Your instructions » Scan the material for the word "Press", and copy each line where it shows up.

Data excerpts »
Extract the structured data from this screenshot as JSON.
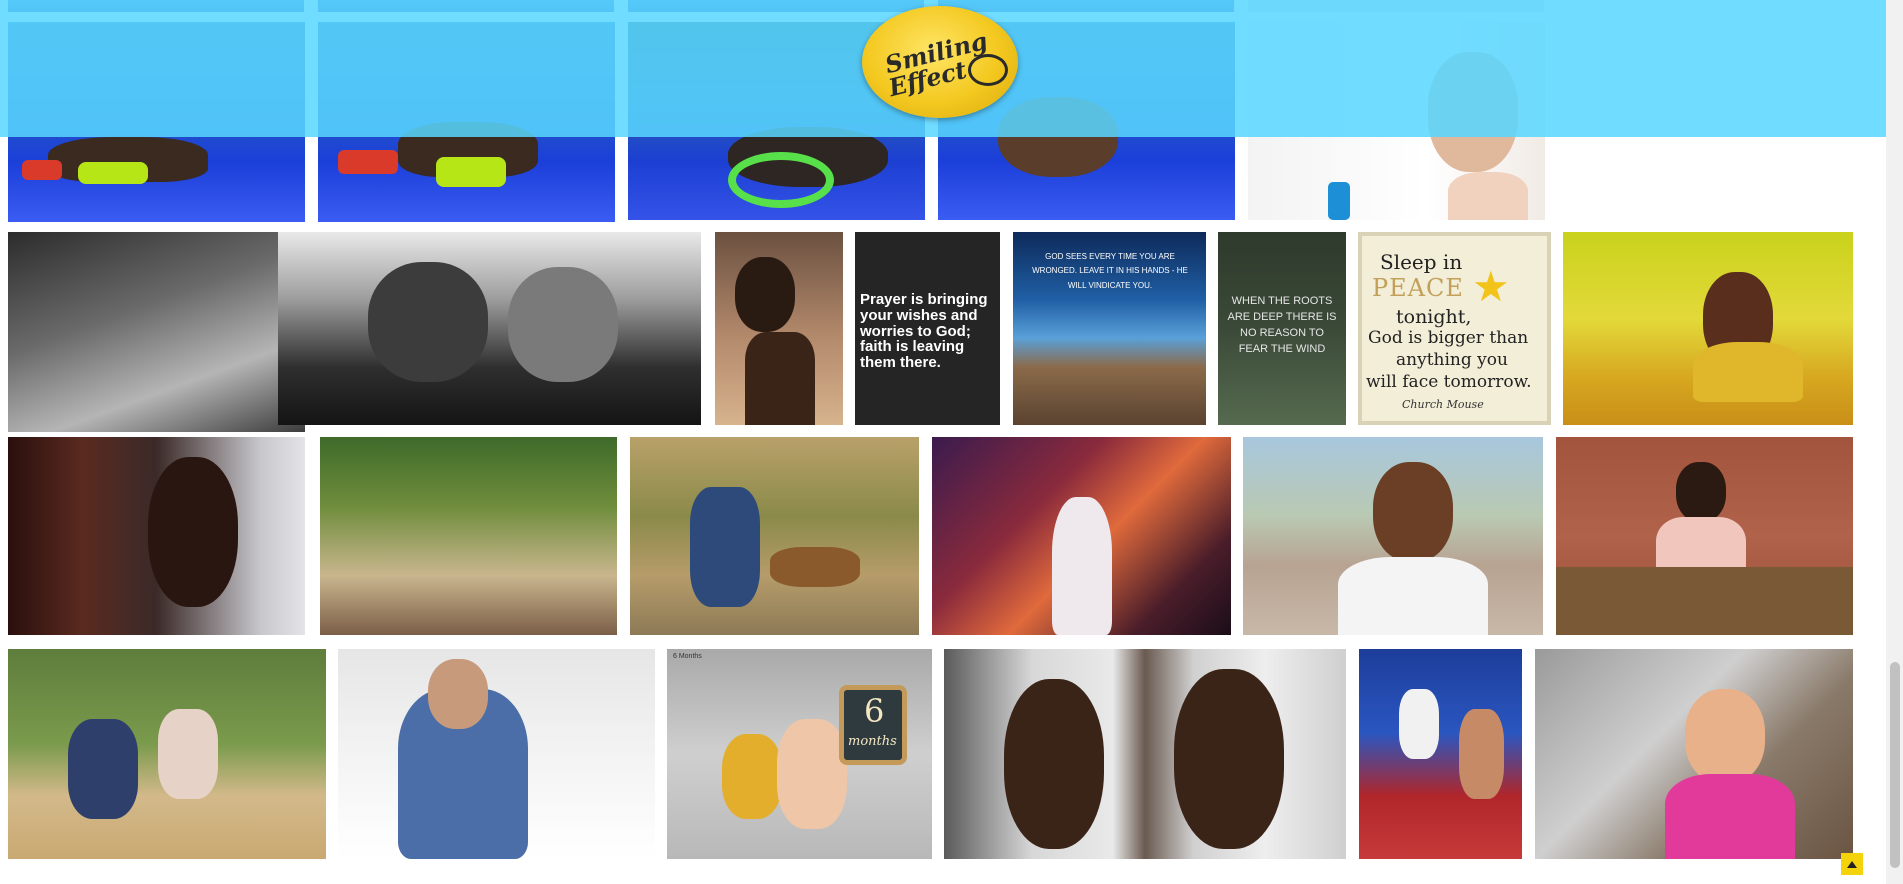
{
  "site": {
    "logo_line1": "Smiling",
    "logo_line2": "Effect"
  },
  "quotes": {
    "prayer": "Prayer is bringing your wishes and worries to God; faith is leaving them there.",
    "god_sees": "GOD SEES EVERY TIME YOU ARE WRONGED. LEAVE IT IN HIS HANDS - HE WILL VINDICATE YOU.",
    "roots": "WHEN THE ROOTS ARE DEEP THERE IS NO REASON TO FEAR THE WIND",
    "sleep_line1": "Sleep in",
    "sleep_line2": "PEACE",
    "sleep_line3": "tonight,",
    "sleep_line4": "God is bigger than",
    "sleep_line5": "anything you",
    "sleep_line6": "will face tomorrow.",
    "church_mouse": "Church Mouse",
    "six_months_number": "6",
    "six_months_word": "months",
    "six_months_caption": "6 Months"
  },
  "colors": {
    "header_overlay": "#58d6ff",
    "logo_yellow": "#f3c81f",
    "back_to_top": "#f5d30a"
  },
  "icons": {
    "back_to_top": "caret-up-icon"
  }
}
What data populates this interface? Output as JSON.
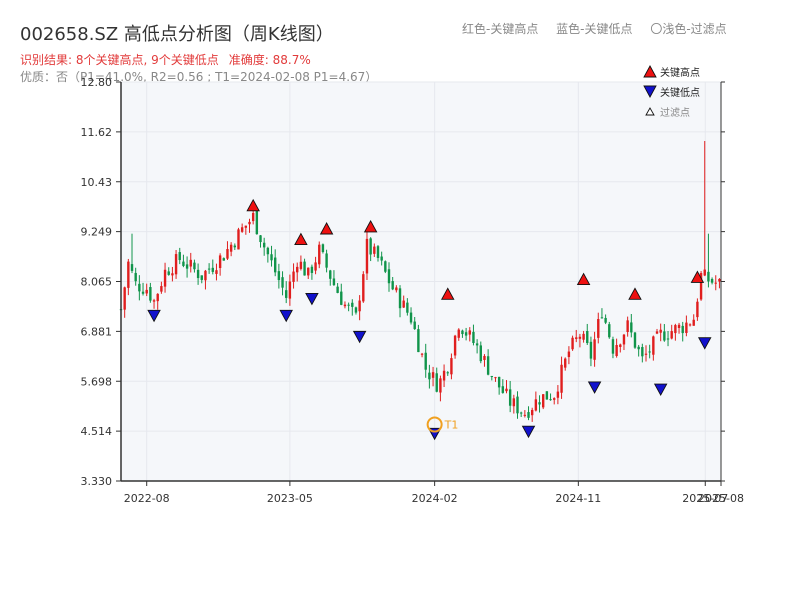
{
  "header": {
    "title": "002658.SZ 高低点分析图（周K线图）",
    "legend_red": "红色-关键高点",
    "legend_blue": "蓝色-关键低点",
    "legend_light": "〇浅色-过滤点",
    "result": "识别结果: 8个关键高点, 9个关键低点",
    "accuracy": "准确度: 88.7%",
    "quality": "优质：否（P1=41.0%, R2=0.56 ; T1=2024-02-08 P1=4.67）"
  },
  "colors": {
    "up": "#e01e1e",
    "down": "#10944a",
    "high_marker": "#ee1111",
    "low_marker": "#1111cc",
    "t1": "#f0a020",
    "axis": "#333333",
    "grid": "#e6e8ee",
    "plot_bg": "#f5f7fa"
  },
  "chart_data": {
    "type": "candlestick",
    "ylim": [
      3.33,
      12.8
    ],
    "yticks": [
      "3.330",
      "4.514",
      "5.698",
      "6.881",
      "8.065",
      "9.249",
      "10.43",
      "11.62",
      "12.80"
    ],
    "x_range": [
      "2022-06-13",
      "2025-07-31"
    ],
    "xticks": [
      {
        "date": "2022-08-01",
        "label": "2022-08"
      },
      {
        "date": "2023-05-01",
        "label": "2023-05"
      },
      {
        "date": "2024-02-01",
        "label": "2024-02"
      },
      {
        "date": "2024-11-01",
        "label": "2024-11"
      },
      {
        "date": "2025-07-01",
        "label": "2025-07"
      },
      {
        "date": "2025-07-31",
        "label": "2025-08"
      }
    ],
    "legend": [
      {
        "marker": "high",
        "label": "关键高点"
      },
      {
        "marker": "low",
        "label": "关键低点"
      },
      {
        "marker": "filtered",
        "label": "过滤点"
      }
    ],
    "close_anchors": [
      [
        "2022-06-13",
        7.4
      ],
      [
        "2022-06-27",
        8.5
      ],
      [
        "2022-07-11",
        8.0
      ],
      [
        "2022-08-01",
        7.9
      ],
      [
        "2022-08-15",
        7.6
      ],
      [
        "2022-09-05",
        8.3
      ],
      [
        "2022-10-03",
        8.6
      ],
      [
        "2022-11-14",
        8.2
      ],
      [
        "2022-12-26",
        8.7
      ],
      [
        "2023-01-30",
        9.3
      ],
      [
        "2023-02-20",
        9.6
      ],
      [
        "2023-03-13",
        8.9
      ],
      [
        "2023-04-10",
        8.1
      ],
      [
        "2023-04-24",
        7.7
      ],
      [
        "2023-05-15",
        8.6
      ],
      [
        "2023-06-05",
        8.2
      ],
      [
        "2023-06-26",
        8.8
      ],
      [
        "2023-07-24",
        8.0
      ],
      [
        "2023-08-14",
        7.5
      ],
      [
        "2023-09-04",
        7.2
      ],
      [
        "2023-09-25",
        8.9
      ],
      [
        "2023-10-16",
        8.6
      ],
      [
        "2023-11-13",
        7.9
      ],
      [
        "2023-12-18",
        7.2
      ],
      [
        "2024-01-15",
        6.0
      ],
      [
        "2024-02-08",
        5.6
      ],
      [
        "2024-02-26",
        6.1
      ],
      [
        "2024-03-18",
        7.1
      ],
      [
        "2024-04-22",
        6.5
      ],
      [
        "2024-05-27",
        5.7
      ],
      [
        "2024-06-24",
        5.2
      ],
      [
        "2024-07-22",
        4.95
      ],
      [
        "2024-08-19",
        5.3
      ],
      [
        "2024-09-16",
        5.4
      ],
      [
        "2024-10-14",
        6.4
      ],
      [
        "2024-11-04",
        6.8
      ],
      [
        "2024-11-25",
        6.3
      ],
      [
        "2024-12-16",
        7.4
      ],
      [
        "2025-01-06",
        6.5
      ],
      [
        "2025-02-03",
        7.0
      ],
      [
        "2025-03-03",
        6.2
      ],
      [
        "2025-04-07",
        6.8
      ],
      [
        "2025-05-19",
        7.0
      ],
      [
        "2025-06-09",
        7.2
      ],
      [
        "2025-06-23",
        8.2
      ],
      [
        "2025-07-07",
        8.1
      ],
      [
        "2025-07-28",
        8.0
      ]
    ],
    "spikes": [
      {
        "date": "2022-07-04",
        "high": 9.2
      },
      {
        "date": "2025-06-30",
        "high": 11.4
      },
      {
        "date": "2025-07-07",
        "high": 9.2
      }
    ],
    "high_points": [
      {
        "date": "2023-02-20",
        "value": 9.6
      },
      {
        "date": "2023-05-22",
        "value": 8.8
      },
      {
        "date": "2023-07-10",
        "value": 9.05
      },
      {
        "date": "2023-10-02",
        "value": 9.1
      },
      {
        "date": "2024-02-26",
        "value": 7.5
      },
      {
        "date": "2024-11-11",
        "value": 7.85
      },
      {
        "date": "2025-02-17",
        "value": 7.5
      },
      {
        "date": "2025-06-16",
        "value": 7.9
      }
    ],
    "low_points": [
      {
        "date": "2022-08-15",
        "value": 7.5
      },
      {
        "date": "2023-04-24",
        "value": 7.5
      },
      {
        "date": "2023-06-12",
        "value": 7.9
      },
      {
        "date": "2023-09-11",
        "value": 7.0
      },
      {
        "date": "2024-02-01",
        "value": 4.7
      },
      {
        "date": "2024-07-29",
        "value": 4.75
      },
      {
        "date": "2024-12-02",
        "value": 5.8
      },
      {
        "date": "2025-04-07",
        "value": 5.75
      },
      {
        "date": "2025-06-30",
        "value": 6.85
      }
    ],
    "t1": {
      "date": "2024-02-01",
      "value": 4.67,
      "label": "T1"
    }
  }
}
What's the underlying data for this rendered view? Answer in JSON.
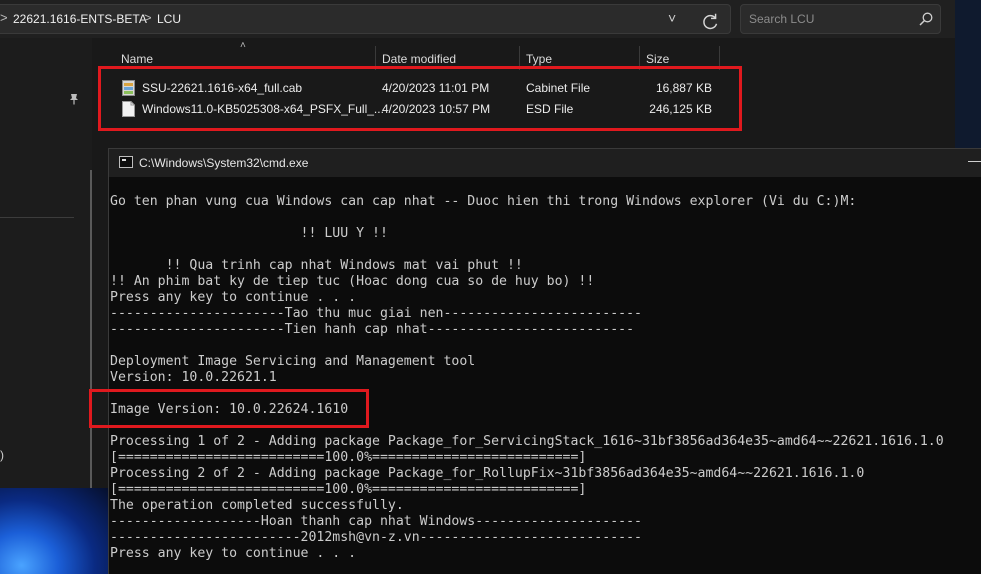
{
  "explorer": {
    "breadcrumb": [
      "22621.1616-ENTS-BETA",
      "LCU"
    ],
    "breadcrumb_separator": ">",
    "search_placeholder": "Search LCU",
    "columns": [
      "Name",
      "Date modified",
      "Type",
      "Size"
    ],
    "nav_partial_text": ")",
    "files": [
      {
        "name": "SSU-22621.1616-x64_full.cab",
        "date": "4/20/2023 11:01 PM",
        "type": "Cabinet File",
        "size": "16,887 KB",
        "icon": "cabinet-file-icon"
      },
      {
        "name": "Windows11.0-KB5025308-x64_PSFX_Full_...",
        "date": "4/20/2023 10:57 PM",
        "type": "ESD File",
        "size": "246,125 KB",
        "icon": "esd-file-icon"
      }
    ]
  },
  "console": {
    "title": "C:\\Windows\\System32\\cmd.exe",
    "lines": [
      "Go ten phan vung cua Windows can cap nhat -- Duoc hien thi trong Windows explorer (Vi du C:)M:",
      "",
      "                        !! LUU Y !!",
      "",
      "       !! Qua trinh cap nhat Windows mat vai phut !!",
      "!! An phim bat ky de tiep tuc (Hoac dong cua so de huy bo) !!",
      "Press any key to continue . . .",
      "----------------------Tao thu muc giai nen-------------------------",
      "----------------------Tien hanh cap nhat--------------------------",
      "",
      "Deployment Image Servicing and Management tool",
      "Version: 10.0.22621.1",
      "",
      "Image Version: 10.0.22624.1610",
      "",
      "Processing 1 of 2 - Adding package Package_for_ServicingStack_1616~31bf3856ad364e35~amd64~~22621.1616.1.0",
      "[==========================100.0%==========================]",
      "Processing 2 of 2 - Adding package Package_for_RollupFix~31bf3856ad364e35~amd64~~22621.1616.1.0",
      "[==========================100.0%==========================]",
      "The operation completed successfully.",
      "-------------------Hoan thanh cap nhat Windows---------------------",
      "------------------------2012msh@vn-z.vn----------------------------",
      "Press any key to continue . . ."
    ]
  },
  "colors": {
    "highlight_box": "#e0191e",
    "console_bg": "#0c0c0c",
    "explorer_bg": "#191919"
  }
}
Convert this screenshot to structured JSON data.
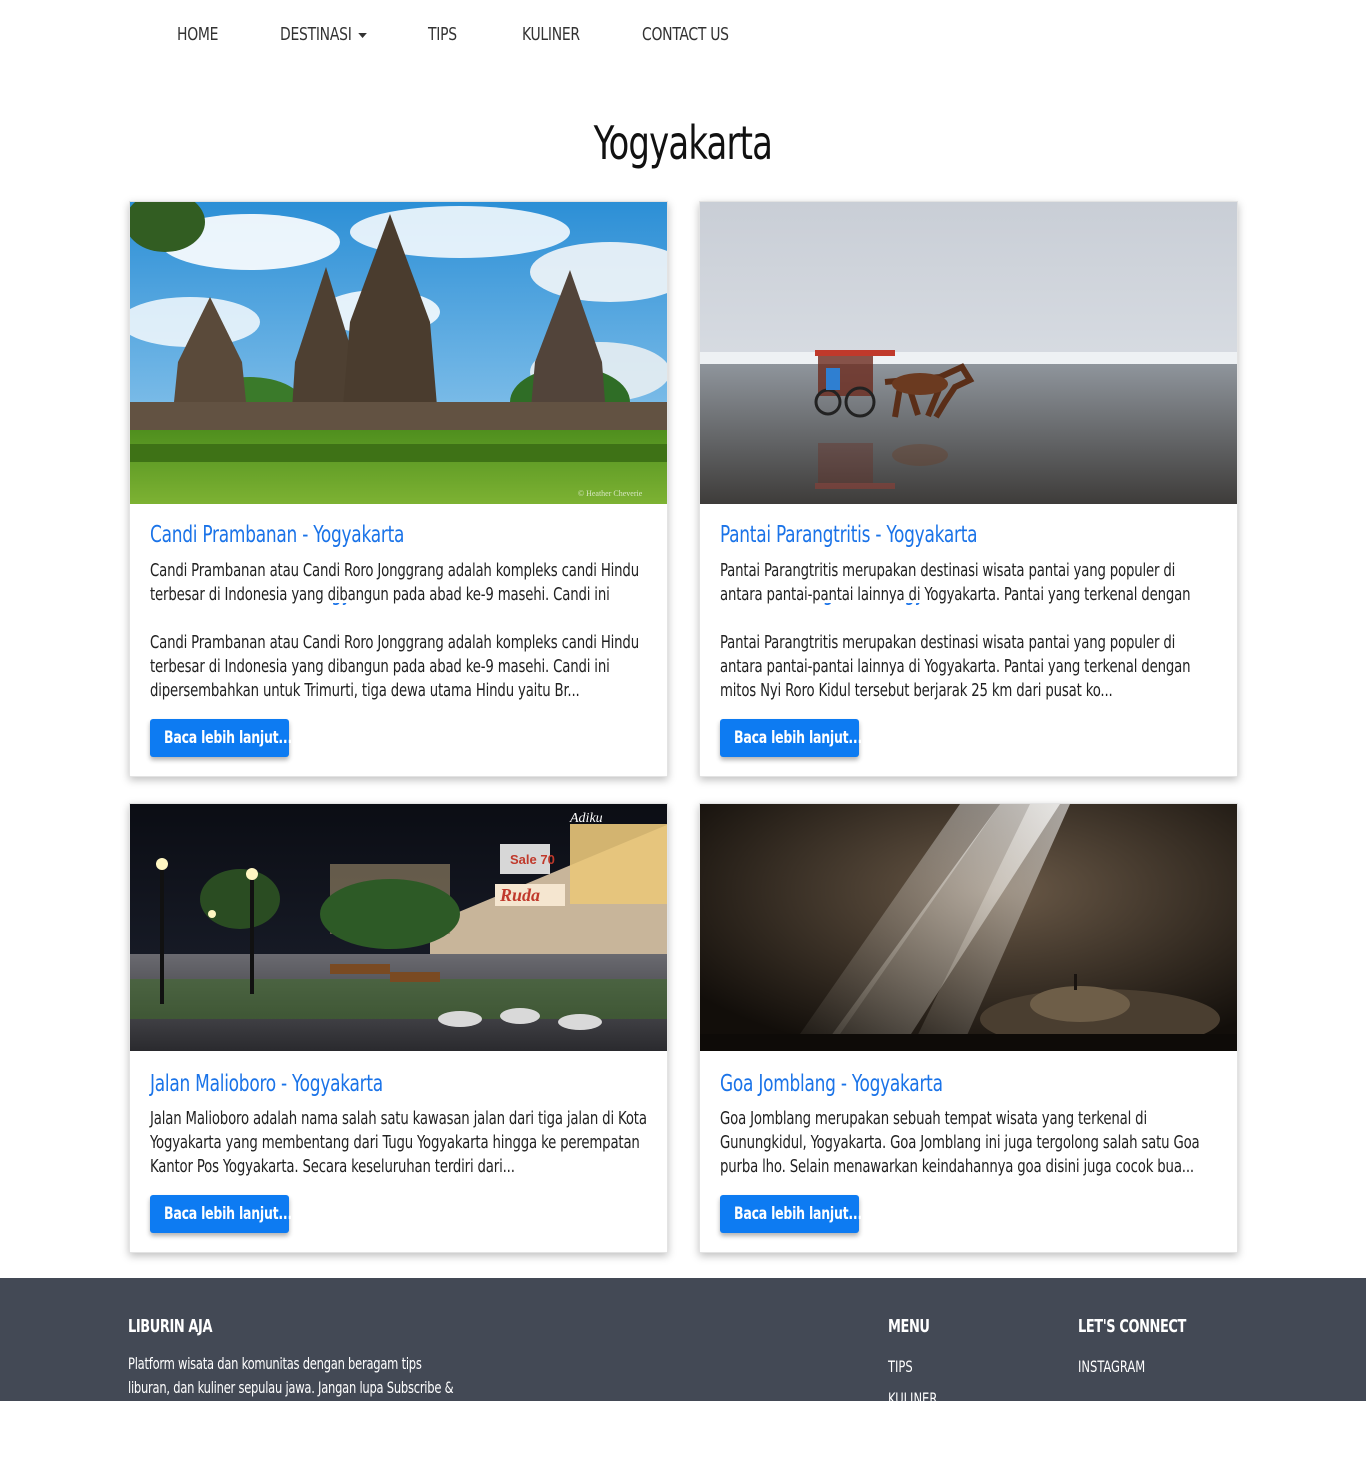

Result of the task »
      "Press any key to continue . . .",
      "Press any key to continue . . ."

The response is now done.